• Excerpted data:
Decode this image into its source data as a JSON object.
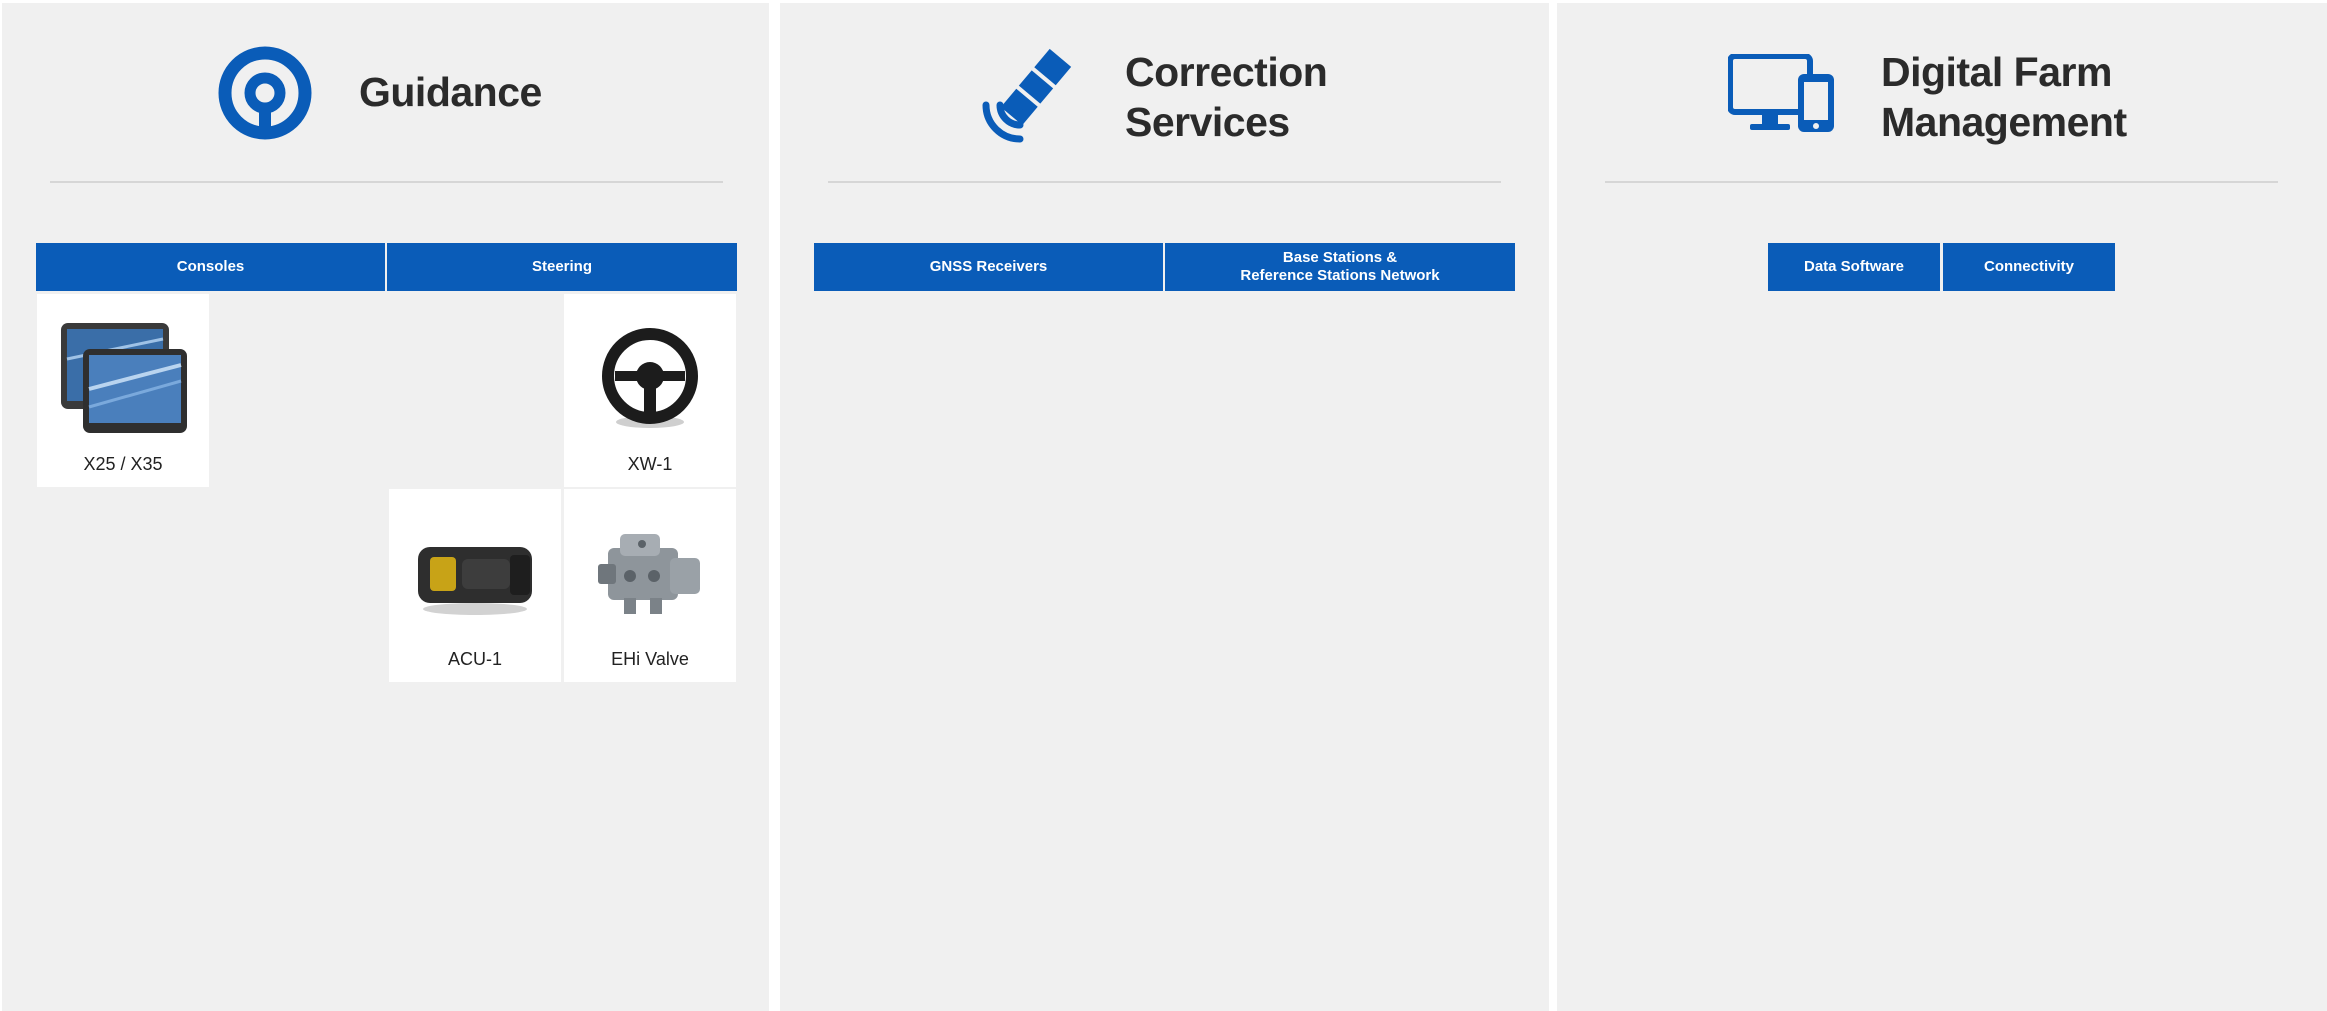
{
  "sections": [
    {
      "title": "Guidance",
      "icon": "steering-wheel-icon",
      "tabs": [
        "Consoles",
        "Steering"
      ],
      "products": [
        {
          "name": "X25 / X35",
          "icon": "console-displays-icon"
        },
        {
          "name": "XW-1",
          "icon": "steering-wheel-icon"
        },
        {
          "name": "ACU-1",
          "icon": "control-unit-icon"
        },
        {
          "name": "EHi Valve",
          "icon": "hydraulic-valve-icon"
        }
      ]
    },
    {
      "title_line1": "Correction",
      "title_line2": "Services",
      "icon": "satellite-icon",
      "tabs": [
        "GNSS Receivers",
        "Base Stations &",
        "Reference Stations Network"
      ]
    },
    {
      "title_line1": "Digital Farm",
      "title_line2": "Management",
      "icon": "desktop-mobile-icon",
      "tabs": [
        "Data Software",
        "Connectivity"
      ]
    }
  ],
  "colors": {
    "accent": "#0a5cb8",
    "panel": "#f0f0f0",
    "text": "#2b2b2b"
  }
}
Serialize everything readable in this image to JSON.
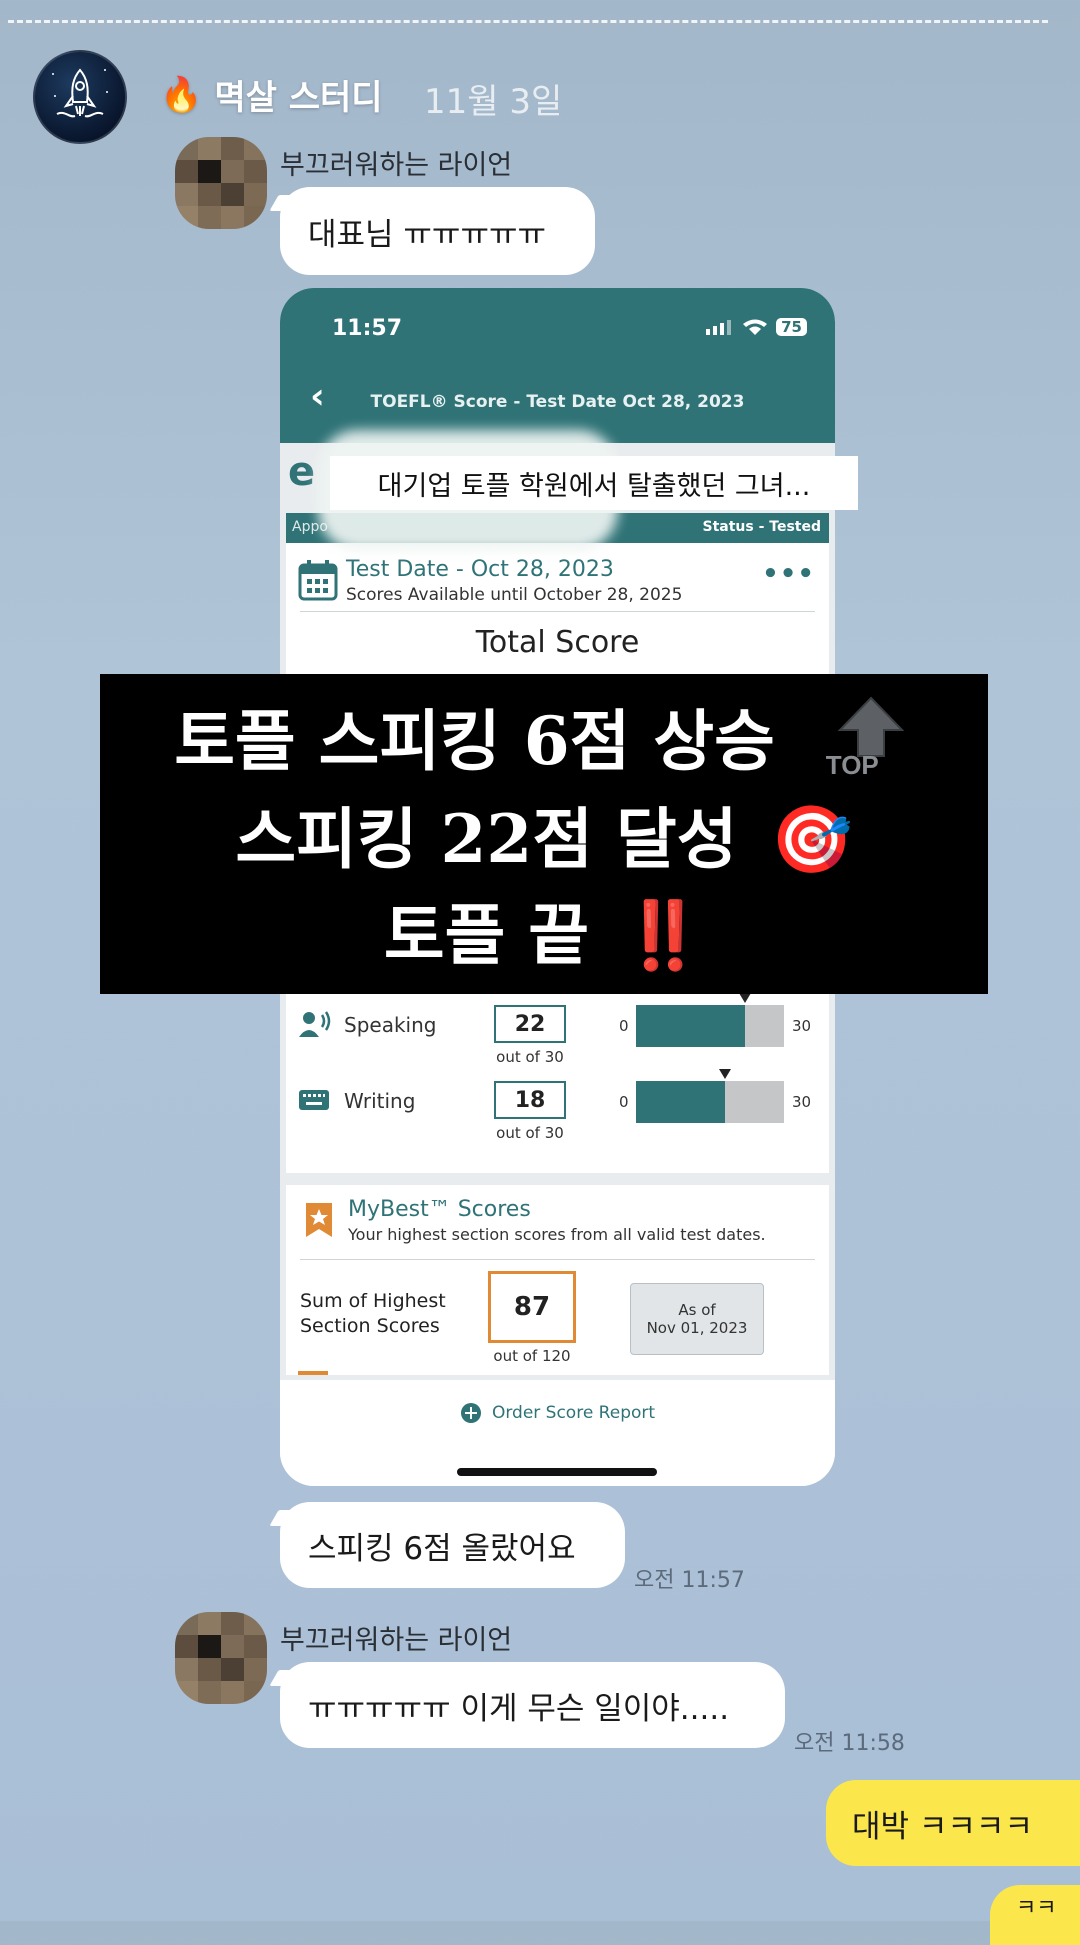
{
  "story": {
    "group_name": "멱살 스터디",
    "date": "11월 3일",
    "fire_emoji": "🔥"
  },
  "chat": {
    "msg1": {
      "sender": "부끄러워하는 라이언",
      "text": "대표님 ㅠㅠㅠㅠㅠ"
    },
    "msg2": {
      "text": "스피킹 6점 올랐어요",
      "time": "오전 11:57"
    },
    "msg3": {
      "sender": "부끄러워하는 라이언",
      "text": "ㅠㅠㅠㅠㅠ 이게 무슨 일이야.....",
      "time": "오전 11:58"
    },
    "msg4": {
      "text": "대박 ㅋㅋㅋㅋ"
    },
    "msg5": {
      "text": "ㅋㅋ"
    }
  },
  "screenshot": {
    "status_time": "11:57",
    "battery": "75",
    "nav_title": "TOEFL® Score - Test Date Oct 28, 2023",
    "caption": "대기업 토플 학원에서 탈출했던 그녀...",
    "table_left": "Appo",
    "table_right": "Status - Tested",
    "test_date": "Test Date - Oct 28, 2023",
    "scores_available": "Scores Available until October 28, 2025",
    "total_score_label": "Total Score",
    "sections": [
      {
        "name": "Speaking",
        "score": "22",
        "out_of": "out of 30",
        "min": "0",
        "max": "30",
        "value": 22
      },
      {
        "name": "Writing",
        "score": "18",
        "out_of": "out of 30",
        "min": "0",
        "max": "30",
        "value": 18
      }
    ],
    "mybest_title": "MyBest™ Scores",
    "mybest_sub": "Your highest section scores from all valid test dates.",
    "sum_label_1": "Sum of Highest",
    "sum_label_2": "Section Scores",
    "sum_score": "87",
    "sum_out_of": "out of 120",
    "as_of_1": "As of",
    "as_of_2": "Nov 01, 2023",
    "order_label": "Order Score Report"
  },
  "overlay": {
    "line1": "토플 스피킹 6점 상승",
    "line2": "스피킹 22점 달성",
    "line3": "토플 끝",
    "top_label": "TOP",
    "target_emoji": "🎯",
    "exclaim_emoji": "‼️"
  },
  "colors": {
    "teal": "#2f7377",
    "yellow_bubble": "#fbe74b",
    "best_orange": "#e08a36"
  }
}
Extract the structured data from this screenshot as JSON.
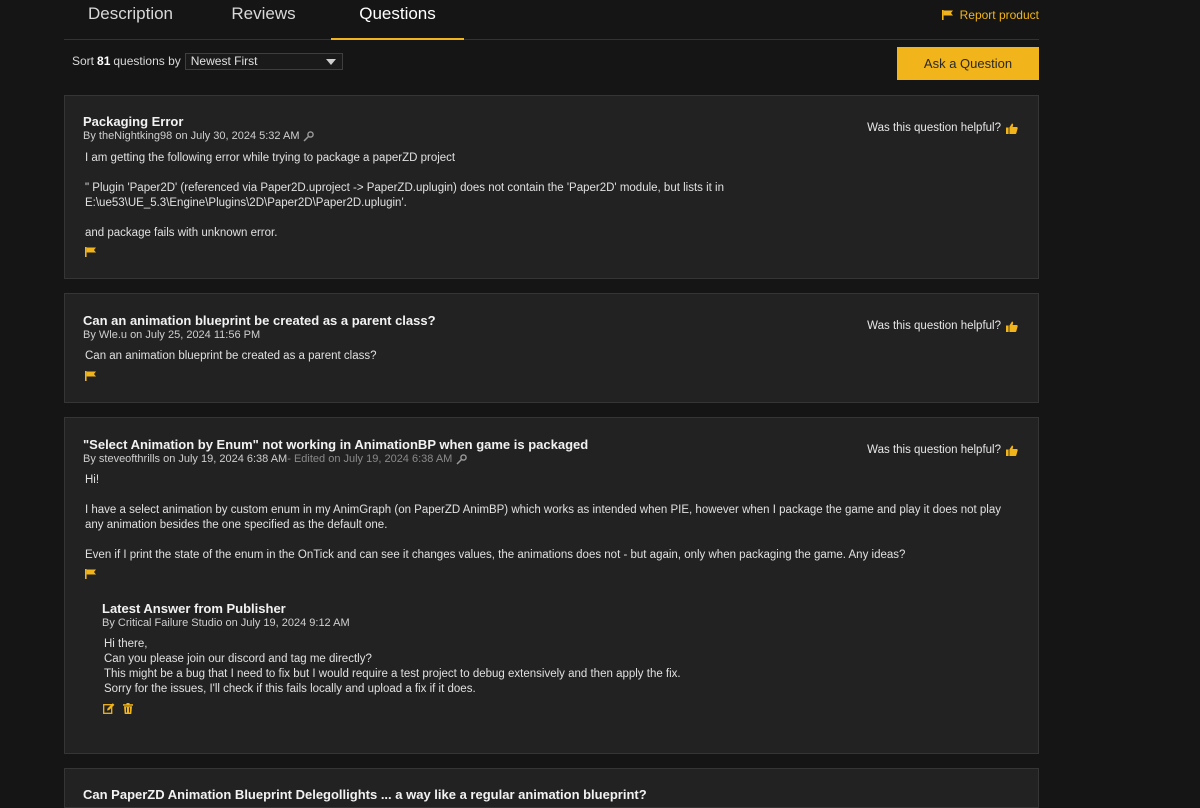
{
  "tabs": [
    {
      "label": "Description"
    },
    {
      "label": "Reviews"
    },
    {
      "label": "Questions"
    }
  ],
  "report_label": "Report product",
  "sort": {
    "prefix": "Sort",
    "count": "81",
    "suffix": "questions by",
    "selected": "Newest First"
  },
  "ask_button": "Ask a Question",
  "helpful_label": "Was this question helpful?",
  "questions": [
    {
      "title": "Packaging Error",
      "meta": "By theNightking98 on July 30, 2024 5:32 AM",
      "body": [
        "I am getting the following error while trying to package a paperZD project",
        "\" Plugin 'Paper2D' (referenced via Paper2D.uproject -> PaperZD.uplugin) does not contain the 'Paper2D' module, but lists it in E:\\ue53\\UE_5.3\\Engine\\Plugins\\2D\\Paper2D\\Paper2D.uplugin'.",
        "and package fails with unknown error."
      ]
    },
    {
      "title": "Can an animation blueprint be created as a parent class?",
      "meta": "By Wle.u on July 25, 2024 11:56 PM",
      "body": [
        "Can an animation blueprint be created as a parent class?"
      ]
    },
    {
      "title": "\"Select Animation by Enum\" not working in AnimationBP when game is packaged",
      "meta": "By steveofthrills on July 19, 2024 6:38 AM",
      "edited": " - Edited on July 19, 2024 6:38 AM",
      "body": [
        "Hi!",
        "I have a select animation by custom enum in my AnimGraph (on PaperZD AnimBP) which works as intended when PIE, however when I package the game and play it does not play any animation besides the one specified as the default one.",
        "Even if I print the state of the enum in the OnTick and can see it changes values, the animations does not - but again, only when packaging the game. Any ideas?"
      ],
      "answer": {
        "title": "Latest Answer from Publisher",
        "meta": "By Critical Failure Studio on July 19, 2024 9:12 AM",
        "lines": [
          "Hi there,",
          "Can you please join our discord and tag me directly?",
          "This might be a bug that I need to fix but I would require a test project to debug extensively and then apply the fix.",
          "Sorry for the issues, I'll check if this fails locally and upload a fix if it does."
        ]
      }
    },
    {
      "title": "Can PaperZD Animation Blueprint Delegollights ... a way like a regular animation blueprint?"
    }
  ],
  "colors": {
    "accent": "#f1b41a",
    "card_bg": "#222222",
    "page_bg": "#151515"
  }
}
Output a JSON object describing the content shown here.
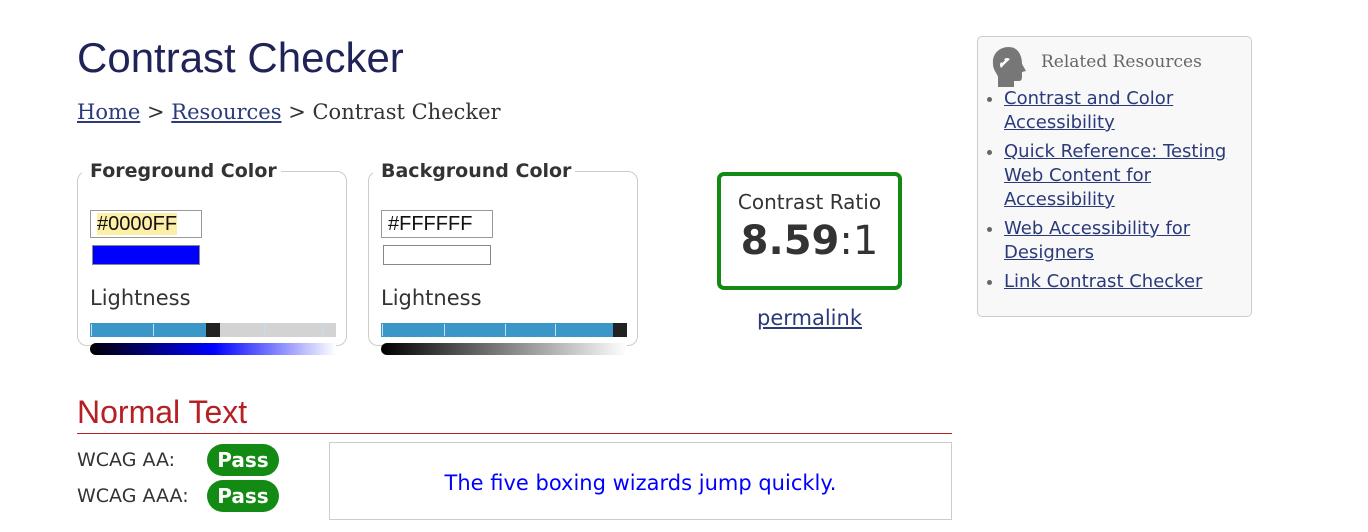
{
  "title": "Contrast Checker",
  "breadcrumb": {
    "home": "Home",
    "sep1": ">",
    "resources": "Resources",
    "sep2": ">",
    "current": "Contrast Checker"
  },
  "foreground": {
    "legend": "Foreground Color",
    "hex": "#0000FF",
    "color": "#0000FF",
    "lightness_label": "Lightness",
    "lightness_percent": 50
  },
  "background": {
    "legend": "Background Color",
    "hex": "#FFFFFF",
    "color": "#FFFFFF",
    "lightness_label": "Lightness",
    "lightness_percent": 100
  },
  "ratio": {
    "label": "Contrast Ratio",
    "value": "8.59",
    "suffix": ":1",
    "border_color": "#138a13"
  },
  "permalink": "permalink",
  "sidebar": {
    "title": "Related Resources",
    "icon": "head-link-icon",
    "links": [
      "Contrast and Color Accessibility",
      "Quick Reference: Testing Web Content for Accessibility",
      "Web Accessibility for Designers",
      "Link Contrast Checker"
    ]
  },
  "normal_text": {
    "heading": "Normal Text",
    "aa_label": "WCAG AA:",
    "aa_result": "Pass",
    "aaa_label": "WCAG AAA:",
    "aaa_result": "Pass",
    "sample": "The five boxing wizards jump quickly.",
    "pass_color": "#138a13"
  }
}
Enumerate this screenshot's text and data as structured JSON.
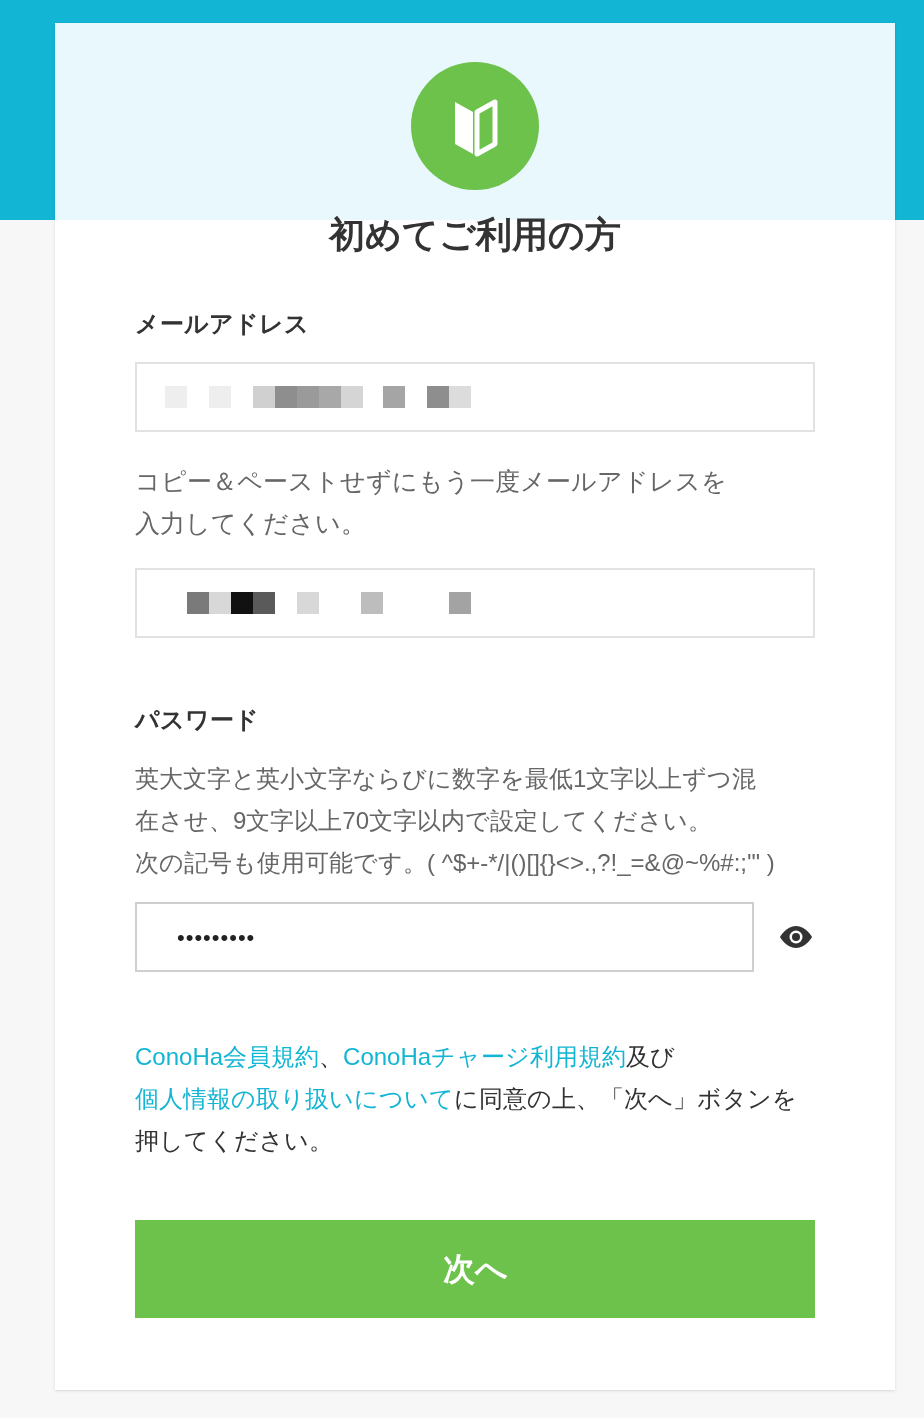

• Problem requirements:
Pick out, from the lines above, every one that contains the string "Contrast".

• Exercise result:
  "title": "Contrast Checker",
    "current": "Contrast Checker"
    "label": "Contrast Ratio",
      "Contrast and Color Accessibility",
      "Link Contrast Checker"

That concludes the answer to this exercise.